# THE EXERCISE:
Leaving out every picture, quote the data below exactly as it appears.

Chart and figure data:

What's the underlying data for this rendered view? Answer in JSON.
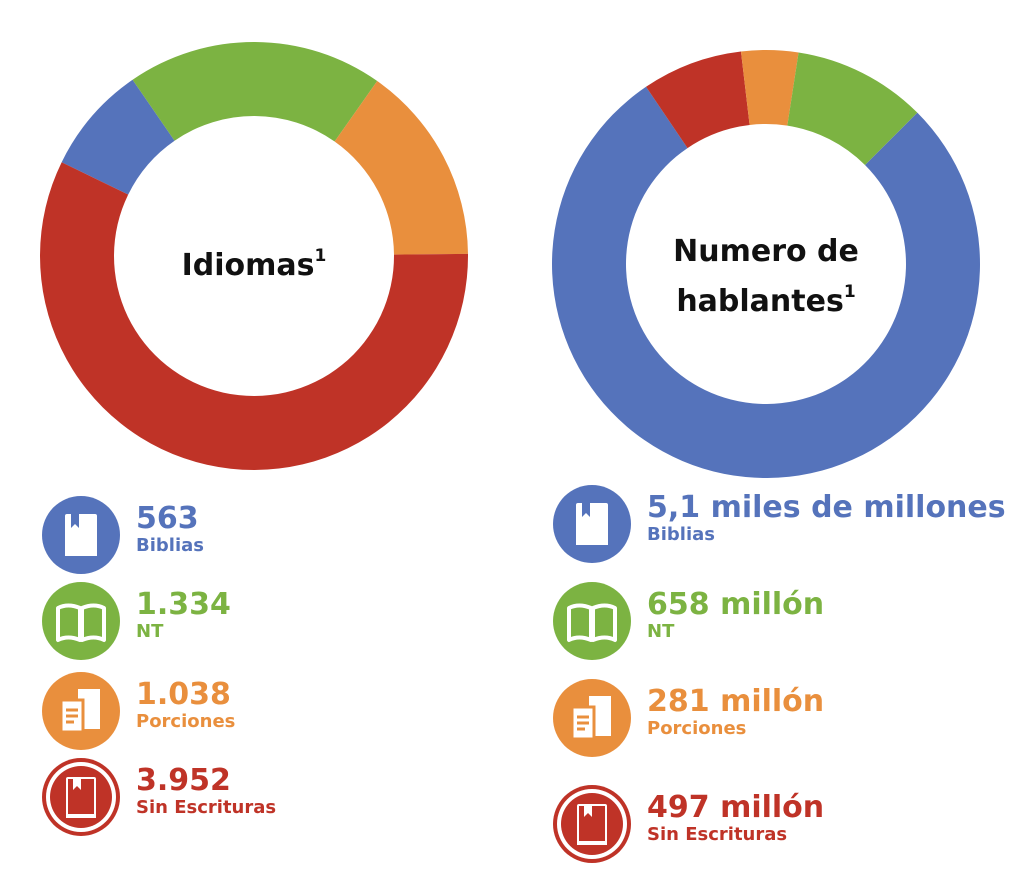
{
  "colors": {
    "biblias": "#5573bb",
    "nt": "#7cb342",
    "porciones": "#e98f3d",
    "sin": "#bf3327"
  },
  "chart_data": [
    {
      "type": "pie",
      "title": "Idiomas",
      "title_superscript": "1",
      "categories": [
        "Biblias",
        "NT",
        "Porciones",
        "Sin Escrituras"
      ],
      "values": [
        563,
        1334,
        1038,
        3952
      ],
      "value_labels": [
        "563",
        "1.334",
        "1.038",
        "3.952"
      ],
      "icons": [
        "closed-bible-icon",
        "open-book-icon",
        "portions-pages-icon",
        "bible-in-ring-icon"
      ]
    },
    {
      "type": "pie",
      "title": "Numero de hablantes",
      "title_line1": "Numero de",
      "title_line2": "hablantes",
      "title_superscript": "1",
      "categories": [
        "Biblias",
        "NT",
        "Porciones",
        "Sin Escrituras"
      ],
      "values": [
        5100,
        658,
        281,
        497
      ],
      "value_labels": [
        "5,1 miles de millones",
        "658 millón",
        "281 millón",
        "497 millón"
      ],
      "icons": [
        "closed-bible-icon",
        "open-book-icon",
        "portions-pages-icon",
        "bible-in-ring-icon"
      ]
    }
  ]
}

# THE SOLUTION:
What's the underlying data for this rendered view? Answer in JSON.
{
  "colors": {
    "biblias": "#5573bb",
    "nt": "#7cb342",
    "porciones": "#e98f3d",
    "sin": "#bf3327"
  },
  "chart_data": [
    {
      "type": "pie",
      "title": "Idiomas",
      "title_superscript": "1",
      "categories": [
        "Biblias",
        "NT",
        "Porciones",
        "Sin Escrituras"
      ],
      "values": [
        563,
        1334,
        1038,
        3952
      ],
      "value_labels": [
        "563",
        "1.334",
        "1.038",
        "3.952"
      ],
      "icons": [
        "closed-bible-icon",
        "open-book-icon",
        "portions-pages-icon",
        "bible-in-ring-icon"
      ]
    },
    {
      "type": "pie",
      "title": "Numero de hablantes",
      "title_line1": "Numero de",
      "title_line2": "hablantes",
      "title_superscript": "1",
      "categories": [
        "Biblias",
        "NT",
        "Porciones",
        "Sin Escrituras"
      ],
      "values": [
        5100,
        658,
        281,
        497
      ],
      "value_labels": [
        "5,1 miles de millones",
        "658 millón",
        "281 millón",
        "497 millón"
      ],
      "icons": [
        "closed-bible-icon",
        "open-book-icon",
        "portions-pages-icon",
        "bible-in-ring-icon"
      ]
    }
  ]
}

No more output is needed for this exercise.